■ **PROVIDED INFORMATION**:
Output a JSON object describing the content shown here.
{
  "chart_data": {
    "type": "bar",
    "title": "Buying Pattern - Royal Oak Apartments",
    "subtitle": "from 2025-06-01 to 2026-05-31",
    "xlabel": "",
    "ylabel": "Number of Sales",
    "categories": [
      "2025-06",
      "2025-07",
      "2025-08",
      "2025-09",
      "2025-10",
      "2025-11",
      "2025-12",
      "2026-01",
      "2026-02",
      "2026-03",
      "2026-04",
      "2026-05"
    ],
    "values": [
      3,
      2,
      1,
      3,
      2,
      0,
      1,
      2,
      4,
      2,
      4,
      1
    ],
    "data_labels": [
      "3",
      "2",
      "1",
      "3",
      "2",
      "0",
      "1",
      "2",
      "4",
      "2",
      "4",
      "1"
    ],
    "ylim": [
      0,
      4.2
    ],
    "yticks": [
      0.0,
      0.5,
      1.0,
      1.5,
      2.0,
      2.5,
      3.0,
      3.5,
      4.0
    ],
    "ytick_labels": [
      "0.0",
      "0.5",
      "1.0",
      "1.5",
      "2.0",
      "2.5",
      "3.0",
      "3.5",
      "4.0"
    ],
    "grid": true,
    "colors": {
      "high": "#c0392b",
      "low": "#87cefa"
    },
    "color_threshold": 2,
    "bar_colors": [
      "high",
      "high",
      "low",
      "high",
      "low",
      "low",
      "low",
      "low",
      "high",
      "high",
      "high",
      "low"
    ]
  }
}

■ **WRITTEN TASK**:
Write out all the lines again, exactly as they are.

■ **SOLUTION FOR THIS EXERCISE**:
Output a JSON object describing the content shown here.
{
  "chart_data": {
    "type": "bar",
    "title": "Buying Pattern - Royal Oak Apartments",
    "subtitle": "from 2025-06-01 to 2026-05-31",
    "xlabel": "",
    "ylabel": "Number of Sales",
    "categories": [
      "2025-06",
      "2025-07",
      "2025-08",
      "2025-09",
      "2025-10",
      "2025-11",
      "2025-12",
      "2026-01",
      "2026-02",
      "2026-03",
      "2026-04",
      "2026-05"
    ],
    "values": [
      3,
      2,
      1,
      3,
      2,
      0,
      1,
      2,
      4,
      2,
      4,
      1
    ],
    "data_labels": [
      "3",
      "2",
      "1",
      "3",
      "2",
      "0",
      "1",
      "2",
      "4",
      "2",
      "4",
      "1"
    ],
    "ylim": [
      0,
      4.2
    ],
    "yticks": [
      0.0,
      0.5,
      1.0,
      1.5,
      2.0,
      2.5,
      3.0,
      3.5,
      4.0
    ],
    "ytick_labels": [
      "0.0",
      "0.5",
      "1.0",
      "1.5",
      "2.0",
      "2.5",
      "3.0",
      "3.5",
      "4.0"
    ],
    "grid": true,
    "colors": {
      "high": "#c0392b",
      "low": "#87cefa"
    },
    "color_threshold": 2,
    "bar_colors": [
      "high",
      "high",
      "low",
      "high",
      "low",
      "low",
      "low",
      "low",
      "high",
      "high",
      "high",
      "low"
    ]
  }
}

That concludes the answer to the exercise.